──────── TASK INPUTS

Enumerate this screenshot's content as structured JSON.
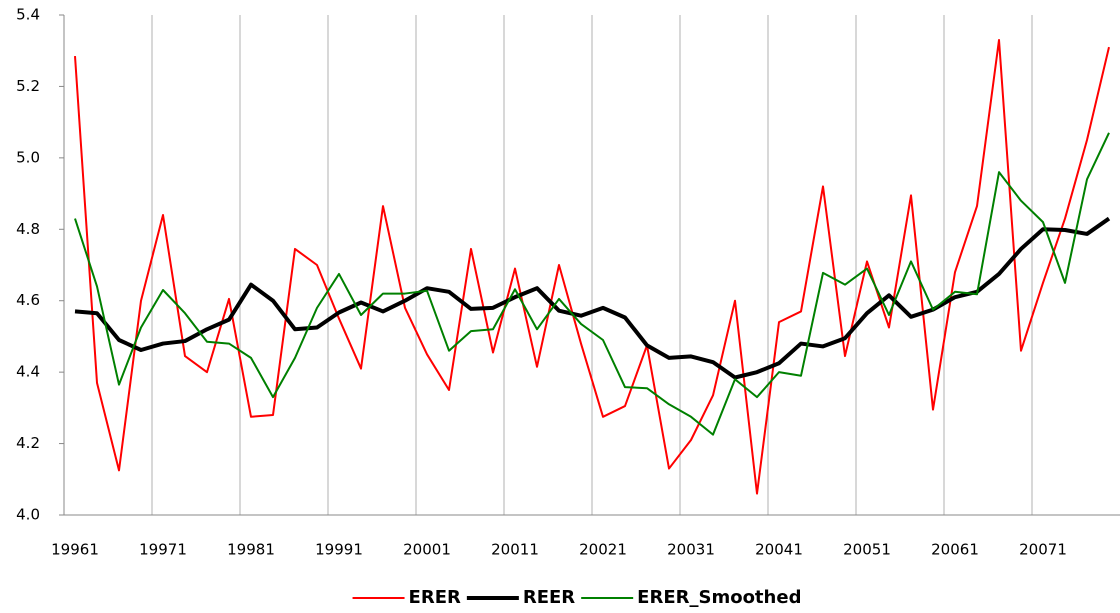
{
  "chart_data": {
    "type": "line",
    "categories": [
      "19961",
      null,
      null,
      null,
      "19971",
      null,
      null,
      null,
      "19981",
      null,
      null,
      null,
      "19991",
      null,
      null,
      null,
      "20001",
      null,
      null,
      null,
      "20011",
      null,
      null,
      null,
      "20021",
      null,
      null,
      null,
      "20031",
      null,
      null,
      null,
      "20041",
      null,
      null,
      null,
      "20051",
      null,
      null,
      null,
      "20061",
      null,
      null,
      null,
      "20071",
      null,
      null,
      null
    ],
    "series": [
      {
        "name": "ERER",
        "color": "#ff0000",
        "width": 2,
        "values": [
          5.285,
          4.37,
          4.125,
          4.6,
          4.84,
          4.445,
          4.4,
          4.605,
          4.275,
          4.28,
          4.745,
          4.7,
          4.55,
          4.41,
          4.865,
          4.58,
          4.45,
          4.35,
          4.745,
          4.455,
          4.69,
          4.415,
          4.7,
          4.48,
          4.275,
          4.305,
          4.475,
          4.13,
          4.21,
          4.335,
          4.6,
          4.06,
          4.54,
          4.57,
          4.92,
          4.445,
          4.71,
          4.525,
          4.895,
          4.295,
          4.68,
          4.865,
          5.33,
          4.46,
          4.65,
          4.83,
          5.05,
          5.31
        ]
      },
      {
        "name": "REER",
        "color": "#000000",
        "width": 4,
        "values": [
          4.57,
          4.565,
          4.49,
          4.462,
          4.48,
          4.487,
          4.52,
          4.547,
          4.645,
          4.6,
          4.52,
          4.525,
          4.567,
          4.595,
          4.57,
          4.6,
          4.635,
          4.625,
          4.577,
          4.58,
          4.61,
          4.635,
          4.572,
          4.558,
          4.58,
          4.553,
          4.475,
          4.44,
          4.444,
          4.428,
          4.385,
          4.4,
          4.425,
          4.48,
          4.472,
          4.495,
          4.565,
          4.615,
          4.555,
          4.575,
          4.61,
          4.625,
          4.675,
          4.745,
          4.8,
          4.798,
          4.787,
          4.83
        ]
      },
      {
        "name": "ERER_Smoothed",
        "color": "#008000",
        "width": 2,
        "values": [
          4.83,
          4.64,
          4.365,
          4.525,
          4.63,
          4.565,
          4.485,
          4.48,
          4.44,
          4.33,
          4.44,
          4.58,
          4.675,
          4.56,
          4.62,
          4.62,
          4.628,
          4.46,
          4.515,
          4.52,
          4.632,
          4.52,
          4.605,
          4.535,
          4.49,
          4.358,
          4.355,
          4.31,
          4.275,
          4.225,
          4.38,
          4.33,
          4.4,
          4.39,
          4.678,
          4.645,
          4.69,
          4.56,
          4.71,
          4.575,
          4.625,
          4.618,
          4.96,
          4.88,
          4.82,
          4.65,
          4.94,
          5.07
        ]
      }
    ],
    "ylim": [
      4.0,
      5.4
    ],
    "yticks": [
      {
        "value": 4.0,
        "label": "4.0"
      },
      {
        "value": 4.2,
        "label": "4.2"
      },
      {
        "value": 4.4,
        "label": "4.4"
      },
      {
        "value": 4.6,
        "label": "4.6"
      },
      {
        "value": 4.8,
        "label": "4.8"
      },
      {
        "value": 5.0,
        "label": "5.0"
      },
      {
        "value": 5.2,
        "label": "5.2"
      },
      {
        "value": 5.4,
        "label": "5.4"
      }
    ],
    "legend": "bottom"
  }
}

────────────────

**AIM OF THE TASK**
Copy all the lines of data exactly as they appear, dropping any images.

**SOLUTION BELOW**
Enumerate this screenshot's content as structured JSON.
{
  "chart_data": {
    "type": "line",
    "categories": [
      "19961",
      null,
      null,
      null,
      "19971",
      null,
      null,
      null,
      "19981",
      null,
      null,
      null,
      "19991",
      null,
      null,
      null,
      "20001",
      null,
      null,
      null,
      "20011",
      null,
      null,
      null,
      "20021",
      null,
      null,
      null,
      "20031",
      null,
      null,
      null,
      "20041",
      null,
      null,
      null,
      "20051",
      null,
      null,
      null,
      "20061",
      null,
      null,
      null,
      "20071",
      null,
      null,
      null
    ],
    "series": [
      {
        "name": "ERER",
        "color": "#ff0000",
        "width": 2,
        "values": [
          5.285,
          4.37,
          4.125,
          4.6,
          4.84,
          4.445,
          4.4,
          4.605,
          4.275,
          4.28,
          4.745,
          4.7,
          4.55,
          4.41,
          4.865,
          4.58,
          4.45,
          4.35,
          4.745,
          4.455,
          4.69,
          4.415,
          4.7,
          4.48,
          4.275,
          4.305,
          4.475,
          4.13,
          4.21,
          4.335,
          4.6,
          4.06,
          4.54,
          4.57,
          4.92,
          4.445,
          4.71,
          4.525,
          4.895,
          4.295,
          4.68,
          4.865,
          5.33,
          4.46,
          4.65,
          4.83,
          5.05,
          5.31
        ]
      },
      {
        "name": "REER",
        "color": "#000000",
        "width": 4,
        "values": [
          4.57,
          4.565,
          4.49,
          4.462,
          4.48,
          4.487,
          4.52,
          4.547,
          4.645,
          4.6,
          4.52,
          4.525,
          4.567,
          4.595,
          4.57,
          4.6,
          4.635,
          4.625,
          4.577,
          4.58,
          4.61,
          4.635,
          4.572,
          4.558,
          4.58,
          4.553,
          4.475,
          4.44,
          4.444,
          4.428,
          4.385,
          4.4,
          4.425,
          4.48,
          4.472,
          4.495,
          4.565,
          4.615,
          4.555,
          4.575,
          4.61,
          4.625,
          4.675,
          4.745,
          4.8,
          4.798,
          4.787,
          4.83
        ]
      },
      {
        "name": "ERER_Smoothed",
        "color": "#008000",
        "width": 2,
        "values": [
          4.83,
          4.64,
          4.365,
          4.525,
          4.63,
          4.565,
          4.485,
          4.48,
          4.44,
          4.33,
          4.44,
          4.58,
          4.675,
          4.56,
          4.62,
          4.62,
          4.628,
          4.46,
          4.515,
          4.52,
          4.632,
          4.52,
          4.605,
          4.535,
          4.49,
          4.358,
          4.355,
          4.31,
          4.275,
          4.225,
          4.38,
          4.33,
          4.4,
          4.39,
          4.678,
          4.645,
          4.69,
          4.56,
          4.71,
          4.575,
          4.625,
          4.618,
          4.96,
          4.88,
          4.82,
          4.65,
          4.94,
          5.07
        ]
      }
    ],
    "ylim": [
      4.0,
      5.4
    ],
    "yticks": [
      {
        "value": 4.0,
        "label": "4.0"
      },
      {
        "value": 4.2,
        "label": "4.2"
      },
      {
        "value": 4.4,
        "label": "4.4"
      },
      {
        "value": 4.6,
        "label": "4.6"
      },
      {
        "value": 4.8,
        "label": "4.8"
      },
      {
        "value": 5.0,
        "label": "5.0"
      },
      {
        "value": 5.2,
        "label": "5.2"
      },
      {
        "value": 5.4,
        "label": "5.4"
      }
    ],
    "legend": "bottom"
  }
}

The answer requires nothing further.